Set exercise A = Please set down the passage on affirmative links from "When the defendant" to "S.W.2d at 747." word for word.

Document =
>> begin

When the defendant is not in exclusive possession or control of the place where the contraband is found, the State must prove additional independent facts and circumstances affirmatively linking him to the contraband. Poindexter v. State, 153 S.W.3d 402, 406 (Tex.Crim.App. 2005). An affirmative link generates a reasonable inference that the accused knew of the contraband's existence and exercised control over it. See Brown, 911 S.W.2d at 747; Menchaca, 901 S.W.2d at 651. By either direct or circumstantial evidence, the State "must establish, to the requisite level of confidence, that the accused's connection with the drug was more than just fortuitous." Brown, 911 S.W.2d at 747.

>> end

Set exercise B = In the rows from the line with "http-https-label: HTTP/HTTPS [155,162,229,176]" to the line with "legend-square-3 [20,502,34,516]", replace "Asynchronous" with "Async" and leave everything else unchanged. Give only those lines.

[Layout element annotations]
>> begin

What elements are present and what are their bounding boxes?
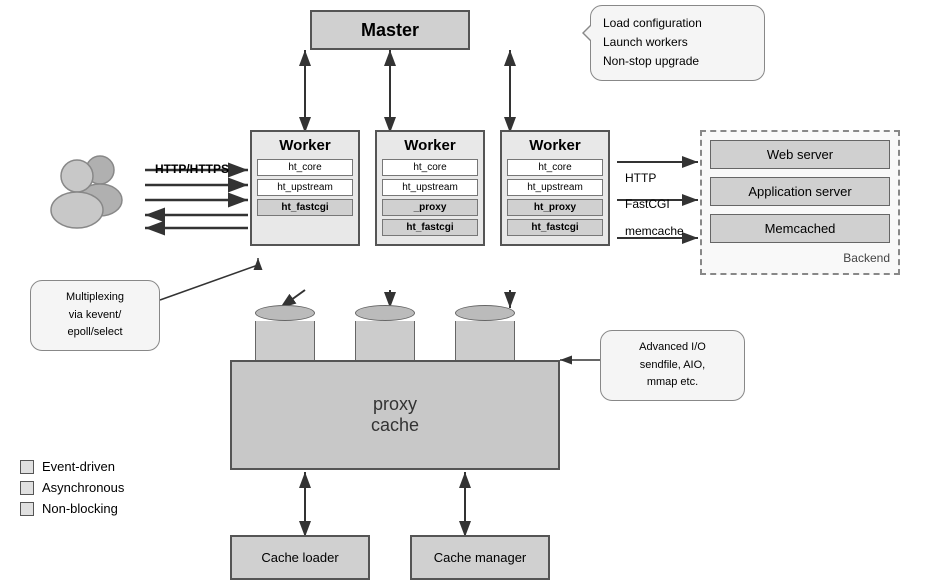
http-https-label: HTTP/HTTPS [155,162,229,176]
legend: Event-driven Asynchronous Non-blocking [20,459,124,522]
app-server-item: Application server [710,177,890,206]
legend-square-2 [20,481,34,495]
legend-label-2: Asynchronous [42,480,124,495]
worker-3-module-4: ht_fastcgi [507,219,603,236]
worker-1-module-1: ht_core [257,159,353,176]
legend-item-2: Asynchronous [20,480,124,495]
diagram-container: HTTP/HTTPS Master Load configuration Lau… [0,0,944,587]
worker-2-title: Worker [382,137,478,154]
worker-box-1: Worker ht_core ht_upstream ht_fastcgi [250,130,360,246]
worker-3-module-3: ht_proxy [507,199,603,216]
legend-square-3 [20,502,34,516]
worker-2-module-1: ht_core [382,159,478,176]
worker-3-title: Worker [507,137,603,154]
worker-3-module-2: ht_upstream [507,179,603,196]
master-callout-line2: Launch workers [603,33,752,52]
worker-1-module-2: ht_upstream [257,179,353,196]
cyl-2-top [355,305,415,321]
cyl-1-top [255,305,315,321]
master-callout-line1: Load configuration [603,14,752,33]
master-callout-line3: Non-stop upgrade [603,52,752,71]
worker-1-module-3: ht_fastcgi [257,199,353,216]
web-server-item: Web server [710,140,890,169]
multiplex-callout: Multiplexingvia kevent/epoll/select [30,280,160,351]
worker-3-module-1: ht_core [507,159,603,176]
worker-2-module-3: _proxy [382,199,478,216]
worker-2-module-4: ht_fastcgi [382,219,478,236]
legend-item-3: Non-blocking [20,501,124,516]
protocol-labels: HTTP FastCGI memcache [625,165,684,244]
legend-label-1: Event-driven [42,459,115,474]
legend-item-1: Event-driven [20,459,124,474]
legend-square-1 [20,460,34,474]
memcache-protocol-label: memcache [625,218,684,244]
fastcgi-protocol-label: FastCGI [625,191,684,217]
backend-panel: Web server Application server Memcached … [700,130,900,275]
legend-label-3: Non-blocking [42,501,118,516]
cache-manager-label: Cache manager [434,550,527,565]
advio-callout: Advanced I/Osendfile, AIO,mmap etc. [600,330,745,401]
worker-box-3: Worker ht_core ht_upstream ht_proxy ht_f… [500,130,610,246]
master-label: Master [361,20,419,41]
proxy-cache-box: proxycache [230,360,560,470]
users-icon [42,148,132,233]
proxy-cache-label: proxycache [371,394,419,436]
master-callout: Load configuration Launch workers Non-st… [590,5,765,81]
http-protocol-label: HTTP [625,165,684,191]
multiplex-text: Multiplexingvia kevent/epoll/select [66,291,124,338]
worker-1-title: Worker [257,137,353,154]
backend-label: Backend [710,251,890,265]
master-box: Master [310,10,470,50]
advio-text: Advanced I/Osendfile, AIO,mmap etc. [639,341,706,388]
workers-area: Worker ht_core ht_upstream ht_fastcgi Wo… [250,130,610,246]
cache-manager-box: Cache manager [410,535,550,580]
cyl-3-top [455,305,515,321]
cache-bottom: Cache loader Cache manager [230,535,550,580]
worker-box-2: Worker ht_core ht_upstream _proxy ht_fas… [375,130,485,246]
cache-loader-box: Cache loader [230,535,370,580]
worker-2-module-2: ht_upstream [382,179,478,196]
cache-loader-label: Cache loader [261,550,338,565]
memcached-item: Memcached [710,214,890,243]
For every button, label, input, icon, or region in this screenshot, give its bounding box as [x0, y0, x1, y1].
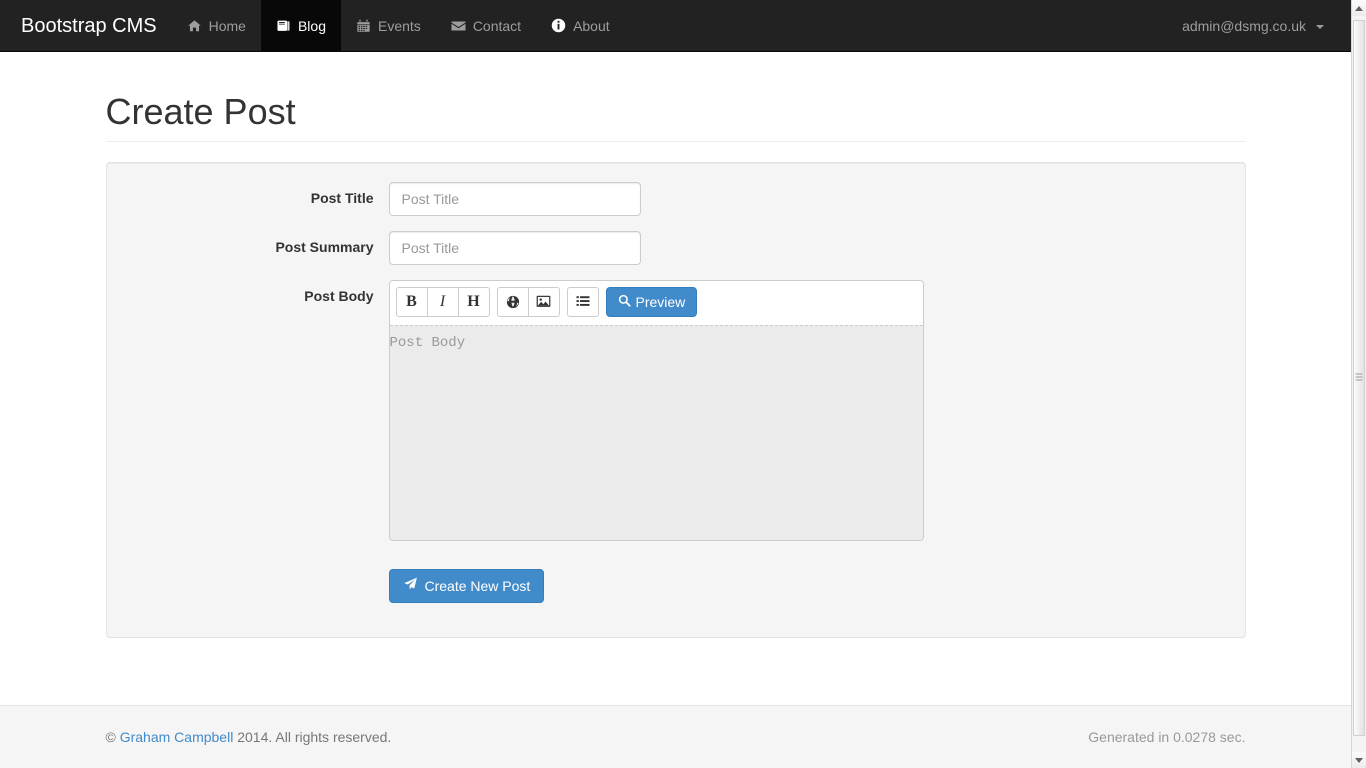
toolbar-group-insert — [496, 286, 560, 317]
toolbar-group-list — [566, 286, 599, 317]
nav-link-blog[interactable]: Blog — [260, 0, 341, 51]
create-new-post-label: Create New Post — [424, 577, 531, 594]
nav-item-contact: Contact — [436, 0, 536, 51]
post-body-textarea[interactable] — [389, 324, 923, 540]
calendar-icon — [356, 18, 371, 33]
markdown-body-area — [389, 324, 923, 540]
content-container: Create Post Post Title Post Summary — [91, 92, 1261, 638]
control-area-post-summary — [388, 230, 1226, 265]
book-icon — [276, 18, 291, 33]
create-post-form-panel: Post Title Post Summary Po — [105, 161, 1246, 638]
chevron-down-icon — [1355, 757, 1363, 763]
globe-icon — [506, 295, 520, 309]
home-icon — [187, 18, 202, 33]
page-footer: © Graham Campbell 2014. All rights reser… — [0, 705, 1351, 768]
scrollbar-down-button[interactable] — [1352, 752, 1366, 768]
list-icon — [576, 295, 590, 308]
bold-glyph: B — [406, 292, 417, 310]
navbar-nav: Home Blog Events Contact About — [172, 0, 625, 51]
scrollbar-up-button[interactable] — [1352, 0, 1366, 16]
account-email-label: admin@dsmg.co.uk — [1182, 17, 1306, 34]
preview-button[interactable]: Preview — [605, 286, 698, 317]
navbar-right: admin@dsmg.co.uk — [1167, 0, 1351, 51]
label-post-body: Post Body — [304, 287, 374, 304]
form-group-post-body: Post Body B I H Preview Post Body Create… — [126, 279, 1226, 603]
italic-button[interactable]: I — [426, 286, 459, 317]
scrollbar-grip-icon — [1355, 373, 1363, 383]
heading-button[interactable]: H — [457, 286, 490, 317]
form-group-post-summary: Post Summary — [126, 230, 1226, 265]
form-group-post-title: Post Title — [126, 181, 1226, 216]
paper-plane-icon — [403, 577, 418, 594]
nav-label-about: About — [573, 17, 610, 34]
top-navbar: Bootstrap CMS Home Blog Events Contact A… — [0, 0, 1351, 52]
page-content: Create Post Post Title Post Summary — [0, 52, 1351, 705]
heading-glyph: H — [467, 292, 480, 310]
control-area-post-body: B I H Preview Post Body Create New Post — [388, 279, 1226, 603]
account-dropdown-toggle[interactable]: admin@dsmg.co.uk — [1167, 0, 1351, 51]
italic-glyph: I — [439, 292, 446, 310]
label-post-summary: Post Summary — [275, 238, 374, 255]
footer-copyright: © Graham Campbell 2014. All rights reser… — [106, 729, 392, 745]
footer-author-link[interactable]: Graham Campbell — [120, 729, 234, 745]
nav-link-events[interactable]: Events — [341, 0, 436, 51]
info-circle-icon — [551, 18, 566, 33]
toolbar-group-text-styles: B I H — [395, 286, 490, 317]
page-header: Create Post — [105, 91, 1246, 142]
post-summary-input[interactable] — [388, 230, 641, 265]
envelope-icon — [451, 18, 466, 33]
vertical-scrollbar[interactable] — [1351, 0, 1366, 768]
list-button[interactable] — [566, 286, 599, 317]
link-button[interactable] — [496, 286, 529, 317]
copyright-symbol: © — [105, 729, 116, 745]
nav-link-contact[interactable]: Contact — [436, 0, 536, 51]
search-icon — [618, 294, 631, 310]
post-title-input[interactable] — [388, 181, 641, 216]
create-post-form: Post Title Post Summary Po — [126, 181, 1226, 603]
nav-item-about: About — [536, 0, 625, 51]
nav-item-events: Events — [341, 0, 436, 51]
markdown-toolbar: B I H Preview — [389, 280, 923, 325]
image-button[interactable] — [527, 286, 560, 317]
control-area-post-title — [388, 181, 1226, 216]
chevron-up-icon — [1355, 5, 1363, 11]
nav-label-contact: Contact — [472, 17, 522, 34]
nav-item-home: Home — [172, 0, 261, 51]
nav-label-blog: Blog — [297, 17, 326, 34]
nav-link-home[interactable]: Home — [172, 0, 261, 51]
bold-button[interactable]: B — [395, 286, 428, 317]
scrollbar-track[interactable] — [1352, 16, 1366, 752]
browser-viewport: Bootstrap CMS Home Blog Events Contact A… — [0, 0, 1366, 768]
nav-label-events: Events — [378, 17, 421, 34]
nav-link-about[interactable]: About — [536, 0, 625, 51]
caret-down-icon — [1316, 24, 1324, 29]
nav-item-blog: Blog — [260, 0, 341, 51]
footer-rights-text: 2014. All rights reserved. — [237, 729, 392, 745]
nav-label-home: Home — [208, 17, 246, 34]
create-new-post-button[interactable]: Create New Post — [388, 568, 545, 603]
picture-icon — [536, 295, 551, 308]
markdown-editor: B I H Preview Post Body — [388, 279, 924, 541]
label-post-title: Post Title — [310, 189, 374, 206]
scrollbar-thumb[interactable] — [1353, 20, 1365, 736]
preview-button-label: Preview — [635, 293, 686, 310]
navbar-brand[interactable]: Bootstrap CMS — [0, 0, 172, 51]
footer-generated-time: Generated in 0.0278 sec. — [1088, 729, 1246, 745]
page-title: Create Post — [105, 91, 296, 132]
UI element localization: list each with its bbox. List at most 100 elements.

>> end

Worked answer A =
When the defendant is not in exclusive possession or control of the place where the contraband is found, the State must prove additional independent facts and circumstances affirmatively linking him to the contraband. Poindexter v. State, 153 S.W.3d 402, 406 (Tex.Crim.App. 2005). An affirmative link generates a reasonable inference that the accused knew of the contraband's existence and exercised control over it. See Brown, 911 S.W.2d at 747; Menchaca, 901 S.W.2d at 651. By either direct or circumstantial evidence, the State "must establish, to the requisite level of confidence, that the accused's connection with the drug was more than just fortuitous." Brown, 911 S.W.2d at 747.

Worked answer B =
http-https-label: HTTP/HTTPS [155,162,229,176]
legend: Event-driven Async Non-blocking [20,459,124,522]
app-server-item: Application server [710,177,890,206]
legend-square-2 [20,481,34,495]
legend-label-2: Async [42,480,124,495]
worker-3-module-4: ht_fastcgi [507,219,603,236]
worker-1-module-1: ht_core [257,159,353,176]
legend-item-2: Async [20,480,124,495]
diagram-container: HTTP/HTTPS Master Load configuration Lau… [0,0,944,587]
worker-2-title: Worker [382,137,478,154]
worker-box-1: Worker ht_core ht_upstream ht_fastcgi [250,130,360,246]
worker-3-module-3: ht_proxy [507,199,603,216]
legend-square-3 [20,502,34,516]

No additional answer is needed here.